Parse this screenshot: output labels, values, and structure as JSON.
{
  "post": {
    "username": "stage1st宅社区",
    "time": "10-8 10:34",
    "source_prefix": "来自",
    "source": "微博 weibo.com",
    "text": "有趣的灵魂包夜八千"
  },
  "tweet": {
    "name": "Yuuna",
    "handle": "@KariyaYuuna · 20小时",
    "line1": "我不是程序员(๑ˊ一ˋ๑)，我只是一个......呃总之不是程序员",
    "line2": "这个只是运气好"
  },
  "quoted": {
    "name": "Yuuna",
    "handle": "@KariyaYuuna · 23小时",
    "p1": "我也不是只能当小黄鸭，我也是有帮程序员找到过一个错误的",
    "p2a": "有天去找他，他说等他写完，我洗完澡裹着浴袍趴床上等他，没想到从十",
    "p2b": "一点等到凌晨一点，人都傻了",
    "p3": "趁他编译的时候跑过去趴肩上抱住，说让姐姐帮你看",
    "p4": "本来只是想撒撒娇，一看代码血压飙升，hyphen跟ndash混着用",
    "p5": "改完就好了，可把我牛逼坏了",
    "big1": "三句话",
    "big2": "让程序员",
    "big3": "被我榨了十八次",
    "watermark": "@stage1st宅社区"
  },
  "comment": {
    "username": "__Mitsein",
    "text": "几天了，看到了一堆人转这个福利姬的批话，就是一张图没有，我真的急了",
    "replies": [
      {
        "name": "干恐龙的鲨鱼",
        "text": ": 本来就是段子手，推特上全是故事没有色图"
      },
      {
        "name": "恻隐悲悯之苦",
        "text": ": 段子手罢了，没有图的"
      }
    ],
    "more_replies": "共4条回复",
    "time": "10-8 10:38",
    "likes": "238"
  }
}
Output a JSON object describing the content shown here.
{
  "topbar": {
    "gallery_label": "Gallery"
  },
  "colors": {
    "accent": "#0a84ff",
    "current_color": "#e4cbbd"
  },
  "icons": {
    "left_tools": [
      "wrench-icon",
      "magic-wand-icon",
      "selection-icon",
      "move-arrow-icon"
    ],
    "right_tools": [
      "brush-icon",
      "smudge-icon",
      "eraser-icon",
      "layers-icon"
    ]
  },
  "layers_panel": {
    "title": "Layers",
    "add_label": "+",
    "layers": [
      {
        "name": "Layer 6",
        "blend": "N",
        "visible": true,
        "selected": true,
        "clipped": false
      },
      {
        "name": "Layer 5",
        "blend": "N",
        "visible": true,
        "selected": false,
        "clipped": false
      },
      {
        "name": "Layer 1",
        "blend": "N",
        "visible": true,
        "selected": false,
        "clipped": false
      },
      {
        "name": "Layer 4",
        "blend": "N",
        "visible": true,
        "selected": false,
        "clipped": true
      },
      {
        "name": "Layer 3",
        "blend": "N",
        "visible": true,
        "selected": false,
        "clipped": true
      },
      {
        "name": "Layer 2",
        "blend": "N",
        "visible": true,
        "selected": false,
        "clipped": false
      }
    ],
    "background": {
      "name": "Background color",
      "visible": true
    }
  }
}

→ EXERCISE BRIEF: Your task is to repeat the data exactly; please include every line.

→ RESULT FOR THIS EXERCISE:
Parse this screenshot: output labels, values, and structure as JSON.
{
  "post": {
    "username": "stage1st宅社区",
    "time": "10-8 10:34",
    "source_prefix": "来自",
    "source": "微博 weibo.com",
    "text": "有趣的灵魂包夜八千"
  },
  "tweet": {
    "name": "Yuuna",
    "handle": "@KariyaYuuna · 20小时",
    "line1": "我不是程序员(๑ˊ一ˋ๑)，我只是一个......呃总之不是程序员",
    "line2": "这个只是运气好"
  },
  "quoted": {
    "name": "Yuuna",
    "handle": "@KariyaYuuna · 23小时",
    "p1": "我也不是只能当小黄鸭，我也是有帮程序员找到过一个错误的",
    "p2a": "有天去找他，他说等他写完，我洗完澡裹着浴袍趴床上等他，没想到从十",
    "p2b": "一点等到凌晨一点，人都傻了",
    "p3": "趁他编译的时候跑过去趴肩上抱住，说让姐姐帮你看",
    "p4": "本来只是想撒撒娇，一看代码血压飙升，hyphen跟ndash混着用",
    "p5": "改完就好了，可把我牛逼坏了",
    "big1": "三句话",
    "big2": "让程序员",
    "big3": "被我榨了十八次",
    "watermark": "@stage1st宅社区"
  },
  "comment": {
    "username": "__Mitsein",
    "text": "几天了，看到了一堆人转这个福利姬的批话，就是一张图没有，我真的急了",
    "replies": [
      {
        "name": "干恐龙的鲨鱼",
        "text": ": 本来就是段子手，推特上全是故事没有色图"
      },
      {
        "name": "恻隐悲悯之苦",
        "text": ": 段子手罢了，没有图的"
      }
    ],
    "more_replies": "共4条回复",
    "time": "10-8 10:38",
    "likes": "238"
  }
}
Output a JSON object describing the content shown here.
{
  "topbar": {
    "gallery_label": "Gallery"
  },
  "colors": {
    "accent": "#0a84ff",
    "current_color": "#e4cbbd"
  },
  "icons": {
    "left_tools": [
      "wrench-icon",
      "magic-wand-icon",
      "selection-icon",
      "move-arrow-icon"
    ],
    "right_tools": [
      "brush-icon",
      "smudge-icon",
      "eraser-icon",
      "layers-icon"
    ]
  },
  "layers_panel": {
    "title": "Layers",
    "add_label": "+",
    "layers": [
      {
        "name": "Layer 6",
        "blend": "N",
        "visible": true,
        "selected": true,
        "clipped": false
      },
      {
        "name": "Layer 5",
        "blend": "N",
        "visible": true,
        "selected": false,
        "clipped": false
      },
      {
        "name": "Layer 1",
        "blend": "N",
        "visible": true,
        "selected": false,
        "clipped": false
      },
      {
        "name": "Layer 4",
        "blend": "N",
        "visible": true,
        "selected": false,
        "clipped": true
      },
      {
        "name": "Layer 3",
        "blend": "N",
        "visible": true,
        "selected": false,
        "clipped": true
      },
      {
        "name": "Layer 2",
        "blend": "N",
        "visible": true,
        "selected": false,
        "clipped": false
      }
    ],
    "background": {
      "name": "Background color",
      "visible": true
    }
  }
}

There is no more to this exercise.